*Your objective*: Transcribe the entries that follow exactly as they appear, minus pictures.

(Records about charts and figures)
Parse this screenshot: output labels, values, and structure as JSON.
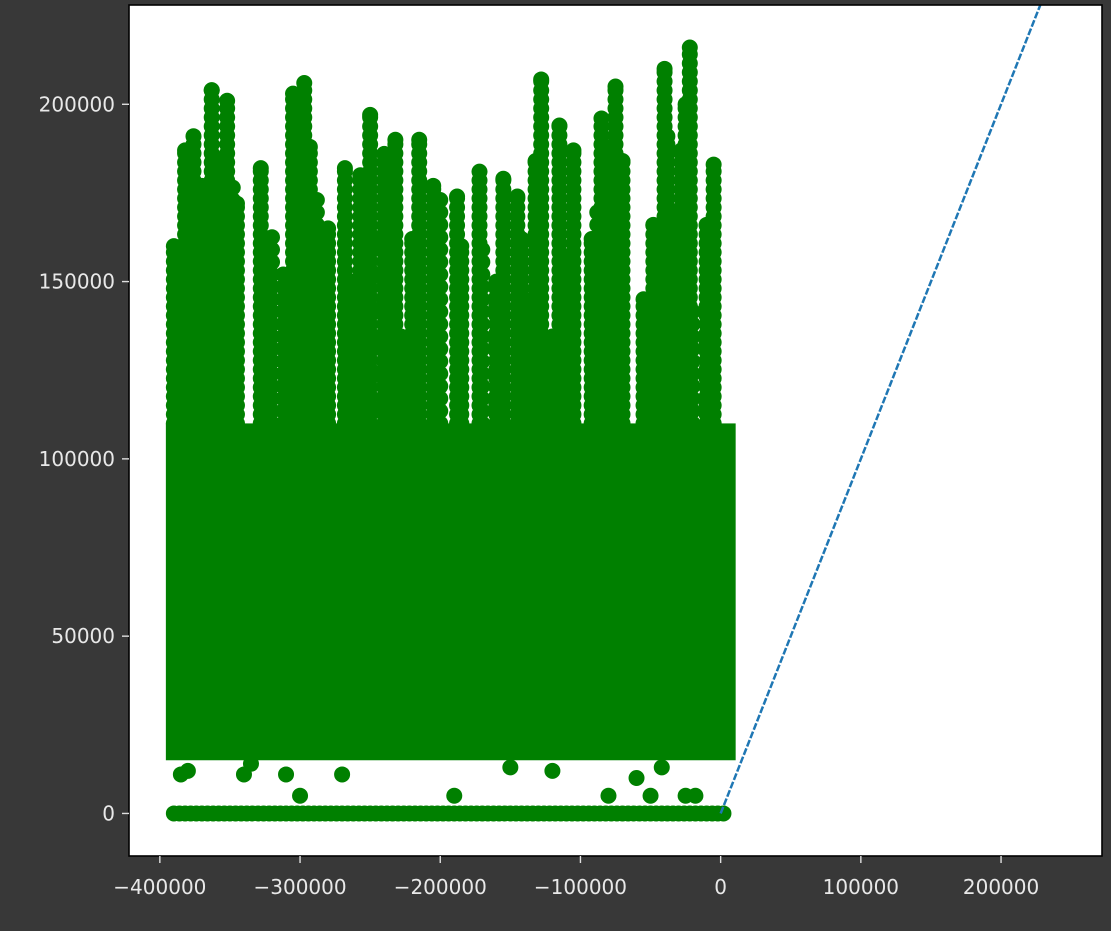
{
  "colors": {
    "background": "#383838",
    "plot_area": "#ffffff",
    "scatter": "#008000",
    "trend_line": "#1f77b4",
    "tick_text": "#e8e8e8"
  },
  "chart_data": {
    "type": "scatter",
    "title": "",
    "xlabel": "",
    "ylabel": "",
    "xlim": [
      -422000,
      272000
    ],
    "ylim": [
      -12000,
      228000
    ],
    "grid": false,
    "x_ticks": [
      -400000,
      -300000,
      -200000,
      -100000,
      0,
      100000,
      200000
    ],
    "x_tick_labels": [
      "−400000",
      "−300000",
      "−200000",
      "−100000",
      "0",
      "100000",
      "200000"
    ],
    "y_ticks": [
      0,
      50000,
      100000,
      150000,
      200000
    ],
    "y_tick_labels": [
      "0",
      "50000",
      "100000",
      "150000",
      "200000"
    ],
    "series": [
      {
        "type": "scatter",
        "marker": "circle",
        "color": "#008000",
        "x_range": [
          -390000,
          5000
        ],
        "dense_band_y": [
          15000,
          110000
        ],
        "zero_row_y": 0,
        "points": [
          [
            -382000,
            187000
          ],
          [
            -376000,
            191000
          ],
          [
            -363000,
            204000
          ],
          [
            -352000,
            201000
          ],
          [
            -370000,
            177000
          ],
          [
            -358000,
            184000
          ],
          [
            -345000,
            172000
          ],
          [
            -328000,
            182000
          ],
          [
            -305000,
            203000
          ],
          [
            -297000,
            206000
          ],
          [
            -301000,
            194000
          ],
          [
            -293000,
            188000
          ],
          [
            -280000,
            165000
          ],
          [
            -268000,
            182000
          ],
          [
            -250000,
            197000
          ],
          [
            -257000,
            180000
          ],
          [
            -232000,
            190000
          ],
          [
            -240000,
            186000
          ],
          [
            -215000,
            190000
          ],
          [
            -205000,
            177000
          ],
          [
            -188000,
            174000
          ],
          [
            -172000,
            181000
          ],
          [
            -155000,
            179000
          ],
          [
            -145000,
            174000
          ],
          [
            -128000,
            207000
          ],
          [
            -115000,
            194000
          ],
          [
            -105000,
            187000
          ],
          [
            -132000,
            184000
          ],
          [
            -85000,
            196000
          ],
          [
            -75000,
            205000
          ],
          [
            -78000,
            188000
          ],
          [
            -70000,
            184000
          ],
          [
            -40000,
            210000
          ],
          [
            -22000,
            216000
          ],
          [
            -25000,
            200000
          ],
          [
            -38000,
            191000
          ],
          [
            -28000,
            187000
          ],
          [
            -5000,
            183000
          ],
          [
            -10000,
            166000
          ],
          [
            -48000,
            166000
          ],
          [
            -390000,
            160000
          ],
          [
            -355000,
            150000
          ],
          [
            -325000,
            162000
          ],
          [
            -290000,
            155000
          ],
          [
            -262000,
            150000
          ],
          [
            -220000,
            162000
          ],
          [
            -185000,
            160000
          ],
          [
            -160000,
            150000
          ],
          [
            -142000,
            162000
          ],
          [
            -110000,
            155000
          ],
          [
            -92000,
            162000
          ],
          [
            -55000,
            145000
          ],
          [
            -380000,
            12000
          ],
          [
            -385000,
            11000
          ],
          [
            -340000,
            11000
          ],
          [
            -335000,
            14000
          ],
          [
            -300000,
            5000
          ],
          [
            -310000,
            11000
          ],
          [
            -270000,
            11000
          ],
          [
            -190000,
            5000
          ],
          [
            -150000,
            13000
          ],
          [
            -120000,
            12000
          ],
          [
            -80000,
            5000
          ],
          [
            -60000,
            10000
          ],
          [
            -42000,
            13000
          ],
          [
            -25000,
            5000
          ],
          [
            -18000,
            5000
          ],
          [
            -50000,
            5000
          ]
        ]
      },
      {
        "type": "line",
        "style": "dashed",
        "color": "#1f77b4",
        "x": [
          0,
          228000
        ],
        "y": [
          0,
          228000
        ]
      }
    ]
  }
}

*Output below*:
Parse this screenshot: output labels, values, and structure as JSON.
{
  "colors": {
    "background": "#383838",
    "plot_area": "#ffffff",
    "scatter": "#008000",
    "trend_line": "#1f77b4",
    "tick_text": "#e8e8e8"
  },
  "chart_data": {
    "type": "scatter",
    "title": "",
    "xlabel": "",
    "ylabel": "",
    "xlim": [
      -422000,
      272000
    ],
    "ylim": [
      -12000,
      228000
    ],
    "grid": false,
    "x_ticks": [
      -400000,
      -300000,
      -200000,
      -100000,
      0,
      100000,
      200000
    ],
    "x_tick_labels": [
      "−400000",
      "−300000",
      "−200000",
      "−100000",
      "0",
      "100000",
      "200000"
    ],
    "y_ticks": [
      0,
      50000,
      100000,
      150000,
      200000
    ],
    "y_tick_labels": [
      "0",
      "50000",
      "100000",
      "150000",
      "200000"
    ],
    "series": [
      {
        "type": "scatter",
        "marker": "circle",
        "color": "#008000",
        "x_range": [
          -390000,
          5000
        ],
        "dense_band_y": [
          15000,
          110000
        ],
        "zero_row_y": 0,
        "points": [
          [
            -382000,
            187000
          ],
          [
            -376000,
            191000
          ],
          [
            -363000,
            204000
          ],
          [
            -352000,
            201000
          ],
          [
            -370000,
            177000
          ],
          [
            -358000,
            184000
          ],
          [
            -345000,
            172000
          ],
          [
            -328000,
            182000
          ],
          [
            -305000,
            203000
          ],
          [
            -297000,
            206000
          ],
          [
            -301000,
            194000
          ],
          [
            -293000,
            188000
          ],
          [
            -280000,
            165000
          ],
          [
            -268000,
            182000
          ],
          [
            -250000,
            197000
          ],
          [
            -257000,
            180000
          ],
          [
            -232000,
            190000
          ],
          [
            -240000,
            186000
          ],
          [
            -215000,
            190000
          ],
          [
            -205000,
            177000
          ],
          [
            -188000,
            174000
          ],
          [
            -172000,
            181000
          ],
          [
            -155000,
            179000
          ],
          [
            -145000,
            174000
          ],
          [
            -128000,
            207000
          ],
          [
            -115000,
            194000
          ],
          [
            -105000,
            187000
          ],
          [
            -132000,
            184000
          ],
          [
            -85000,
            196000
          ],
          [
            -75000,
            205000
          ],
          [
            -78000,
            188000
          ],
          [
            -70000,
            184000
          ],
          [
            -40000,
            210000
          ],
          [
            -22000,
            216000
          ],
          [
            -25000,
            200000
          ],
          [
            -38000,
            191000
          ],
          [
            -28000,
            187000
          ],
          [
            -5000,
            183000
          ],
          [
            -10000,
            166000
          ],
          [
            -48000,
            166000
          ],
          [
            -390000,
            160000
          ],
          [
            -355000,
            150000
          ],
          [
            -325000,
            162000
          ],
          [
            -290000,
            155000
          ],
          [
            -262000,
            150000
          ],
          [
            -220000,
            162000
          ],
          [
            -185000,
            160000
          ],
          [
            -160000,
            150000
          ],
          [
            -142000,
            162000
          ],
          [
            -110000,
            155000
          ],
          [
            -92000,
            162000
          ],
          [
            -55000,
            145000
          ],
          [
            -380000,
            12000
          ],
          [
            -385000,
            11000
          ],
          [
            -340000,
            11000
          ],
          [
            -335000,
            14000
          ],
          [
            -300000,
            5000
          ],
          [
            -310000,
            11000
          ],
          [
            -270000,
            11000
          ],
          [
            -190000,
            5000
          ],
          [
            -150000,
            13000
          ],
          [
            -120000,
            12000
          ],
          [
            -80000,
            5000
          ],
          [
            -60000,
            10000
          ],
          [
            -42000,
            13000
          ],
          [
            -25000,
            5000
          ],
          [
            -18000,
            5000
          ],
          [
            -50000,
            5000
          ]
        ]
      },
      {
        "type": "line",
        "style": "dashed",
        "color": "#1f77b4",
        "x": [
          0,
          228000
        ],
        "y": [
          0,
          228000
        ]
      }
    ]
  }
}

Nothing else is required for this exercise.